**EXERCISE DESCRIPTION**
Here are some records; quote them exactly, leaving out the pictures.

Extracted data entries
------
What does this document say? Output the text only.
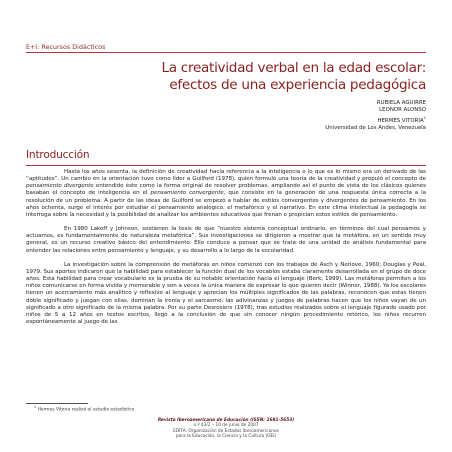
E+I: Recursos Didácticos
La creatividad verbal en la edad escolar:
efectos de una experiencia pedagógica
RUBIELA AGUIRRE
LEONOR ALONSO
HERMES VITORIA$^1$
Universidad de Los Andes, Venezuela
Introducción

Hasta los años sesenta, la definición de creatividad hacía referencia a la inteligencia o lo que es lo mismo era un derivado de las “aptitudes”. Un cambio en la orientación tuvo como líder a Guilford (1978), quien formuló una teoría de la creatividad y propuló el concepto de pensamiento divergente entendido éste como la forma original de resolver problemas, ampliando así el punto de vista de los clásicos quienes basaban el concepto de inteligencia en el pensamiento convergente, que consiste en la generación de una respuesta única correcta a la resolución de un problema. A partir de las ideas de Guilford se empezó a hablar de estilos convergentes y divergentes de pensamiento. En los años ochenta, surge el interés por estudiar el pensamiento analógico, el metafórico y el narrativo. En este clima intelectual la pedagogía se interroga sobre la necesidad y la posibilidad de analizar los ambientes educativos que frenan o propician estos estilos de pensamiento.

En 1980 Lakoff y Johnson, sostienen la tesis de que “nuestro sistema conceptual ordinario, en términos del cual pensamos y actuamos, es fundamentalmente de naturaleza metafórica”. Sus investigaciones se dirigieron a mostrar que la metáfora, en un sentido muy general, es un recurso creativo básico del entendimiento. Ello conduce a pensar que se trata de una unidad de análisis fundamental para entender las relaciones entre pensamiento y lenguaje, y su desarrollo a lo largo de la escolaridad.

La investigación sobre la comprensión de metáforas en niños comenzó con los trabajos de Asch y Nerlove, 1960; Douglas y Peal, 1979. Sus aportes indicaron que la habilidad para establecer la función dual de los vocablos estaba claramente desarrollada en el grupo de doce años. Esta habilidad para crear vocabulario es la prueba de su notable orientación hacia el lenguaje (Berk, 1999). Las metáforas permiten a los niños comunicarse en forma vívida y memorable y son a veces la única manera de expresar lo que quieren decir (Winner, 1988). Ya los escolares tienen un acercamiento más analítico y reflexivo al lenguaje y aprecian los múltiples significados de las palabras, reconocen que estas tienen doble significado y juegan con ellas, dominan la ironía y el sarcasmo, las adivinanzas y juegos de palabras hacen que los niños vayan de un significado a otro significado de la misma palabra. Por su parte Desrosiers (1978), tras estudios realizados sobre el lenguaje figurado usado por niños de 5 a 12 años en textos escritos, llegó a la conclusión de que sin conocer ningún procedimiento retórico, los niños recurren espontáneamente al juego de las

$^1$ Hermes Vitoria realizó el estudio estadístico
Revista Iberoamericana de Educación (ISSN: 1681-5653)
n.º 43/2 – 10 de junio de 2007
EDITA: Organización de Estados Iberoamericanos
para la Educación, la Ciencia y la Cultura (OEI)
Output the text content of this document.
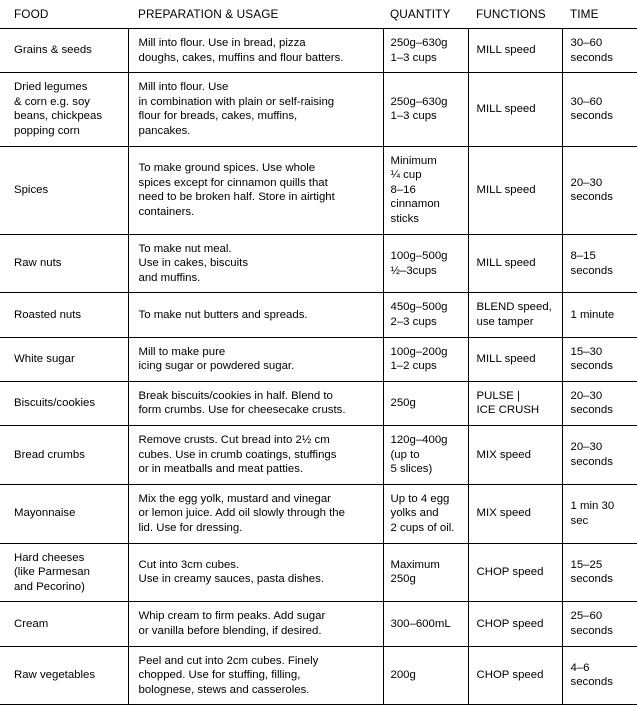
FOOD	PREPARATION & USAGE	QUANTITY	FUNCTIONS	TIME

Grains & seeds	Mill into flour. Use in bread, pizza
doughs, cakes, muffins and flour batters.	250g–630g
1–3 cups	MILL speed	30–60
seconds

Dried legumes
& corn e.g. soy
beans, chickpeas
popping corn	Mill into flour. Use
in combination with plain or self-raising
flour for breads, cakes, muffins,
pancakes.	250g–630g
1–3 cups	MILL speed	30–60
seconds

Spices	To make ground spices. Use whole
spices except for cinnamon quills that
need to be broken half. Store in airtight
containers.	Minimum
¼ cup
8–16
cinnamon
sticks	MILL speed	20–30
seconds

Raw nuts	To make nut meal.
Use in cakes, biscuits
and muffins.	100g–500g
½–3cups	MILL speed	8–15
seconds

Roasted nuts	To make nut butters and spreads.	450g–500g
2–3 cups	BLEND speed,
use tamper	1 minute

White sugar	Mill to make pure
icing sugar or powdered sugar.	100g–200g
1–2 cups	MILL speed	15–30
seconds

Biscuits/cookies	Break biscuits/cookies in half. Blend to
form crumbs. Use for cheesecake crusts.	250g	PULSE |
ICE CRUSH	20–30
seconds

Bread crumbs	Remove crusts. Cut bread into 2½ cm
cubes. Use in crumb coatings, stuffings
or in meatballs and meat patties.	120g–400g
(up to
5 slices)	MIX speed	20–30
seconds

Mayonnaise	Mix the egg yolk, mustard and vinegar
or lemon juice. Add oil slowly through the
lid. Use for dressing.	Up to 4 egg
yolks and
2 cups of oil.	MIX speed	1 min 30
sec

Hard cheeses
(like Parmesan
and Pecorino)	Cut into 3cm cubes.
Use in creamy sauces, pasta dishes.	Maximum
250g	CHOP speed	15–25
seconds

Cream	Whip cream to firm peaks. Add sugar
or vanilla before blending, if desired.	300–600mL	CHOP speed	25–60
seconds

Raw vegetables	Peel and cut into 2cm cubes. Finely
chopped. Use for stuffing, filling,
bolognese, stews and casseroles.	200g	CHOP speed	4–6
seconds
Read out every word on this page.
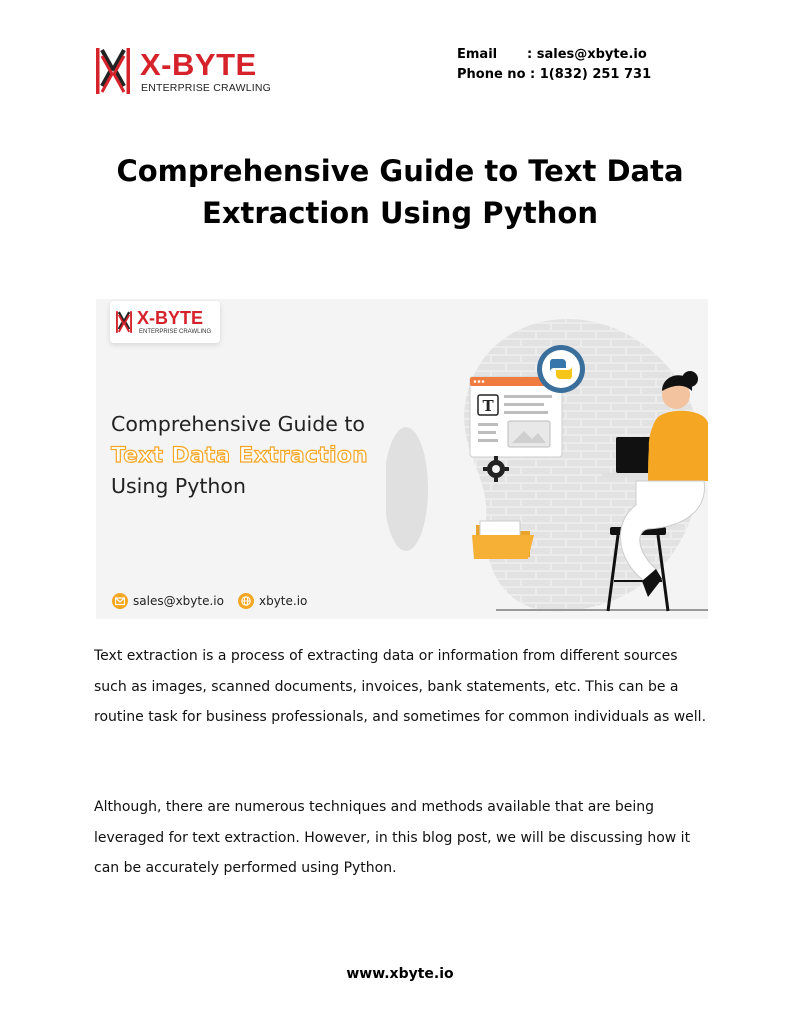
X-BYTE
ENTERPRISE CRAWLING
Email : sales@xbyte.io
Phone no : 1(832) 251 731
Comprehensive Guide to Text Data Extraction Using Python
X-BYTE
ENTERPRISE CRAWLING
Comprehensive Guide to
Text Data Extraction
Using Python
T
sales@xbyte.io	xbyte.io

Text extraction is a process of extracting data or information from different sources such as images, scanned documents, invoices, bank statements, etc. This can be a routine task for business professionals, and sometimes for common individuals as well.

Although, there are numerous techniques and methods available that are being leveraged for text extraction. However, in this blog post, we will be discussing how it can be accurately performed using Python.

www.xbyte.io
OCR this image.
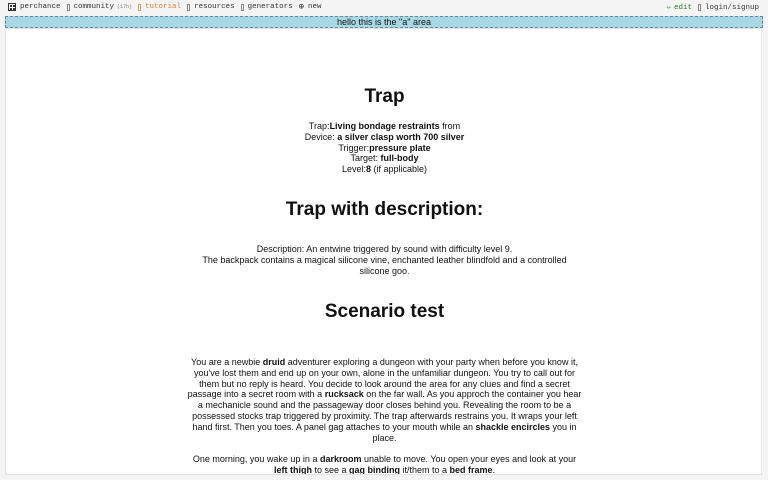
perchance community (17h) tutorial resources generators ⊕ new	✏ edit login/signup
hello this is the "a" area
Trap
Trap:Living bondage restraints from
Device: a silver clasp worth 700 silver
Trigger:pressure plate
Target: full-body
Level:8 (if applicable)
Trap with description:
Description: An entwine triggered by sound with difficulty level 9.
The backpack contains a magical silicone vine, enchanted leather blindfold and a controlled silicone goo.
Scenario test
You are a newbie druid adventurer exploring a dungeon with your party when before you know it, you've lost them and end up on your own, alone in the unfamiliar dungeon. You try to call out for them but no reply is heard. You decide to look around the area for any clues and find a secret passage into a secret room with a rucksack on the far wall. As you approch the container you hear a mechanicle sound and the passageway door closes behind you. Revealing the room to be a possessed stocks trap triggered by proximity. The trap afterwards restrains you. It wraps your left hand first. Then you toes. A panel gag attaches to your mouth while an shackle encircles you in place.
One morning, you wake up in a darkroom unable to move. You open your eyes and look at your left thigh to see a gag binding it/them to a bed frame.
------
**WRITTEN RESPONSE**
What does this document say? Output the text only.
E+I: Recursos Didácticos
La creatividad verbal en la edad escolar:
efectos de una experiencia pedagógica
RUBIELA AGUIRRE
LEONOR ALONSO
HERMES VITORIA$^1$
Universidad de Los Andes, Venezuela
Introducción

Hasta los años sesenta, la definición de creatividad hacía referencia a la inteligencia o lo que es lo mismo era un derivado de las “aptitudes”. Un cambio en la orientación tuvo como líder a Guilford (1978), quien formuló una teoría de la creatividad y propuló el concepto de pensamiento divergente entendido éste como la forma original de resolver problemas, ampliando así el punto de vista de los clásicos quienes basaban el concepto de inteligencia en el pensamiento convergente, que consiste en la generación de una respuesta única correcta a la resolución de un problema. A partir de las ideas de Guilford se empezó a hablar de estilos convergentes y divergentes de pensamiento. En los años ochenta, surge el interés por estudiar el pensamiento analógico, el metafórico y el narrativo. En este clima intelectual la pedagogía se interroga sobre la necesidad y la posibilidad de analizar los ambientes educativos que frenan o propician estos estilos de pensamiento.

En 1980 Lakoff y Johnson, sostienen la tesis de que “nuestro sistema conceptual ordinario, en términos del cual pensamos y actuamos, es fundamentalmente de naturaleza metafórica”. Sus investigaciones se dirigieron a mostrar que la metáfora, en un sentido muy general, es un recurso creativo básico del entendimiento. Ello conduce a pensar que se trata de una unidad de análisis fundamental para entender las relaciones entre pensamiento y lenguaje, y su desarrollo a lo largo de la escolaridad.

La investigación sobre la comprensión de metáforas en niños comenzó con los trabajos de Asch y Nerlove, 1960; Douglas y Peal, 1979. Sus aportes indicaron que la habilidad para establecer la función dual de los vocablos estaba claramente desarrollada en el grupo de doce años. Esta habilidad para crear vocabulario es la prueba de su notable orientación hacia el lenguaje (Berk, 1999). Las metáforas permiten a los niños comunicarse en forma vívida y memorable y son a veces la única manera de expresar lo que quieren decir (Winner, 1988). Ya los escolares tienen un acercamiento más analítico y reflexivo al lenguaje y aprecian los múltiples significados de las palabras, reconocen que estas tienen doble significado y juegan con ellas, dominan la ironía y el sarcasmo, las adivinanzas y juegos de palabras hacen que los niños vayan de un significado a otro significado de la misma palabra. Por su parte Desrosiers (1978), tras estudios realizados sobre el lenguaje figurado usado por niños de 5 a 12 años en textos escritos, llegó a la conclusión de que sin conocer ningún procedimiento retórico, los niños recurren espontáneamente al juego de las

$^1$ Hermes Vitoria realizó el estudio estadístico
Revista Iberoamericana de Educación (ISSN: 1681-5653)
n.º 43/2 – 10 de junio de 2007
EDITA: Organización de Estados Iberoamericanos
para la Educación, la Ciencia y la Cultura (OEI)
Output the text content of this document.
FOOD	PREPARATION & USAGE	QUANTITY	FUNCTIONS	TIME

Grains & seeds	Mill into flour. Use in bread, pizza
doughs, cakes, muffins and flour batters.	250g–630g
1–3 cups	MILL speed	30–60
seconds

Dried legumes
& corn e.g. soy
beans, chickpeas
popping corn	Mill into flour. Use
in combination with plain or self-raising
flour for breads, cakes, muffins,
pancakes.	250g–630g
1–3 cups	MILL speed	30–60
seconds

Spices	To make ground spices. Use whole
spices except for cinnamon quills that
need to be broken half. Store in airtight
containers.	Minimum
¼ cup
8–16
cinnamon
sticks	MILL speed	20–30
seconds

Raw nuts	To make nut meal.
Use in cakes, biscuits
and muffins.	100g–500g
½–3cups	MILL speed	8–15
seconds

Roasted nuts	To make nut butters and spreads.	450g–500g
2–3 cups	BLEND speed,
use tamper	1 minute

White sugar	Mill to make pure
icing sugar or powdered sugar.	100g–200g
1–2 cups	MILL speed	15–30
seconds

Biscuits/cookies	Break biscuits/cookies in half. Blend to
form crumbs. Use for cheesecake crusts.	250g	PULSE |
ICE CRUSH	20–30
seconds

Bread crumbs	Remove crusts. Cut bread into 2½ cm
cubes. Use in crumb coatings, stuffings
or in meatballs and meat patties.	120g–400g
(up to
5 slices)	MIX speed	20–30
seconds

Mayonnaise	Mix the egg yolk, mustard and vinegar
or lemon juice. Add oil slowly through the
lid. Use for dressing.	Up to 4 egg
yolks and
2 cups of oil.	MIX speed	1 min 30
sec

Hard cheeses
(like Parmesan
and Pecorino)	Cut into 3cm cubes.
Use in creamy sauces, pasta dishes.	Maximum
250g	CHOP speed	15–25
seconds

Cream	Whip cream to firm peaks. Add sugar
or vanilla before blending, if desired.	300–600mL	CHOP speed	25–60
seconds

Raw vegetables	Peel and cut into 2cm cubes. Finely
chopped. Use for stuffing, filling,
bolognese, stews and casseroles.	200g	CHOP speed	4–6
seconds
Read out every word on this page.
X-BYTE
ENTERPRISE CRAWLING
Email : sales@xbyte.io
Phone no : 1(832) 251 731
Comprehensive Guide to Text Data Extraction Using Python
X-BYTE
ENTERPRISE CRAWLING
Comprehensive Guide to
Text Data Extraction
Using Python
T
sales@xbyte.io	xbyte.io

Text extraction is a process of extracting data or information from different sources such as images, scanned documents, invoices, bank statements, etc. This can be a routine task for business professionals, and sometimes for common individuals as well.

Although, there are numerous techniques and methods available that are being leveraged for text extraction. However, in this blog post, we will be discussing how it can be accurately performed using Python.

www.xbyte.io
OCR this image.
perchance community (17h) tutorial resources generators ⊕ new	✏ edit login/signup
hello this is the "a" area
Trap
Trap:Living bondage restraints from
Device: a silver clasp worth 700 silver
Trigger:pressure plate
Target: full-body
Level:8 (if applicable)
Trap with description:
Description: An entwine triggered by sound with difficulty level 9.
The backpack contains a magical silicone vine, enchanted leather blindfold and a controlled silicone goo.
Scenario test
You are a newbie druid adventurer exploring a dungeon with your party when before you know it, you've lost them and end up on your own, alone in the unfamiliar dungeon. You try to call out for them but no reply is heard. You decide to look around the area for any clues and find a secret passage into a secret room with a rucksack on the far wall. As you approch the container you hear a mechanicle sound and the passageway door closes behind you. Revealing the room to be a possessed stocks trap triggered by proximity. The trap afterwards restrains you. It wraps your left hand first. Then you toes. A panel gag attaches to your mouth while an shackle encircles you in place.
One morning, you wake up in a darkroom unable to move. You open your eyes and look at your left thigh to see a gag binding it/them to a bed frame.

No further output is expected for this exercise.